Repeat every entry word for word, skipping the pictures.

[BEGIN Records shown]

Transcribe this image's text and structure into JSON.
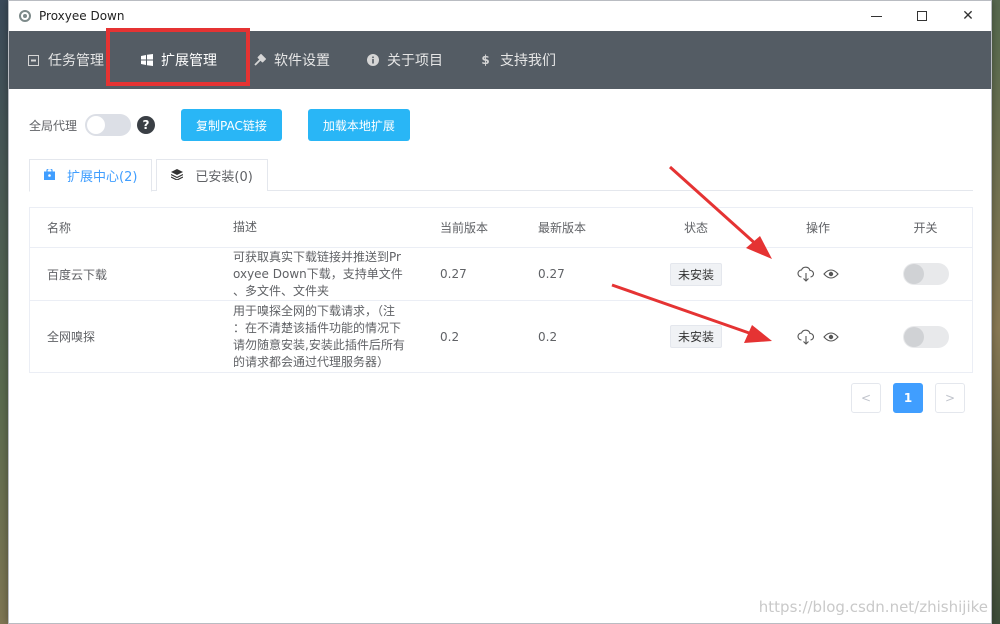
{
  "window": {
    "title": "Proxyee Down"
  },
  "nav": [
    {
      "label": "任务管理",
      "icon": "task-icon"
    },
    {
      "label": "扩展管理",
      "icon": "extension-icon",
      "active": true
    },
    {
      "label": "软件设置",
      "icon": "settings-icon"
    },
    {
      "label": "关于项目",
      "icon": "info-icon"
    },
    {
      "label": "支持我们",
      "icon": "dollar-icon"
    }
  ],
  "toolbar": {
    "global_proxy_label": "全局代理",
    "help_glyph": "?",
    "copy_pac_label": "复制PAC链接",
    "load_local_label": "加载本地扩展"
  },
  "tabs": [
    {
      "label": "扩展中心(2)",
      "active": true
    },
    {
      "label": "已安装(0)",
      "active": false
    }
  ],
  "table": {
    "headers": [
      "名称",
      "描述",
      "当前版本",
      "最新版本",
      "状态",
      "操作",
      "开关"
    ],
    "rows": [
      {
        "name": "百度云下载",
        "desc_lines": [
          "可获取真实下载链接并推送到Pr",
          "oxyee Down下载，支持单文件",
          "、多文件、文件夹"
        ],
        "current": "0.27",
        "latest": "0.27",
        "status": "未安装"
      },
      {
        "name": "全网嗅探",
        "desc_lines": [
          "用于嗅探全网的下载请求，（注",
          "：在不清楚该插件功能的情况下",
          "请勿随意安装,安装此插件后所有",
          "的请求都会通过代理服务器）"
        ],
        "current": "0.2",
        "latest": "0.2",
        "status": "未安装"
      }
    ]
  },
  "pagination": {
    "prev": "<",
    "current": "1",
    "next": ">"
  },
  "watermark": "https://blog.csdn.net/zhishijike",
  "colors": {
    "accent": "#409eff",
    "nav_bg": "#545c64",
    "button": "#29b6f6",
    "highlight": "#e53333",
    "arrow": "#e53333"
  }
}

[END Records shown]

* Complete output:
Transcribe this image's text and structure into JSON.
{
  "window": {
    "title": "Proxyee Down"
  },
  "nav": [
    {
      "label": "任务管理",
      "icon": "task-icon"
    },
    {
      "label": "扩展管理",
      "icon": "extension-icon",
      "active": true
    },
    {
      "label": "软件设置",
      "icon": "settings-icon"
    },
    {
      "label": "关于项目",
      "icon": "info-icon"
    },
    {
      "label": "支持我们",
      "icon": "dollar-icon"
    }
  ],
  "toolbar": {
    "global_proxy_label": "全局代理",
    "help_glyph": "?",
    "copy_pac_label": "复制PAC链接",
    "load_local_label": "加载本地扩展"
  },
  "tabs": [
    {
      "label": "扩展中心(2)",
      "active": true
    },
    {
      "label": "已安装(0)",
      "active": false
    }
  ],
  "table": {
    "headers": [
      "名称",
      "描述",
      "当前版本",
      "最新版本",
      "状态",
      "操作",
      "开关"
    ],
    "rows": [
      {
        "name": "百度云下载",
        "desc_lines": [
          "可获取真实下载链接并推送到Pr",
          "oxyee Down下载，支持单文件",
          "、多文件、文件夹"
        ],
        "current": "0.27",
        "latest": "0.27",
        "status": "未安装"
      },
      {
        "name": "全网嗅探",
        "desc_lines": [
          "用于嗅探全网的下载请求，（注",
          "：在不清楚该插件功能的情况下",
          "请勿随意安装,安装此插件后所有",
          "的请求都会通过代理服务器）"
        ],
        "current": "0.2",
        "latest": "0.2",
        "status": "未安装"
      }
    ]
  },
  "pagination": {
    "prev": "<",
    "current": "1",
    "next": ">"
  },
  "watermark": "https://blog.csdn.net/zhishijike",
  "colors": {
    "accent": "#409eff",
    "nav_bg": "#545c64",
    "button": "#29b6f6",
    "highlight": "#e53333",
    "arrow": "#e53333"
  }
}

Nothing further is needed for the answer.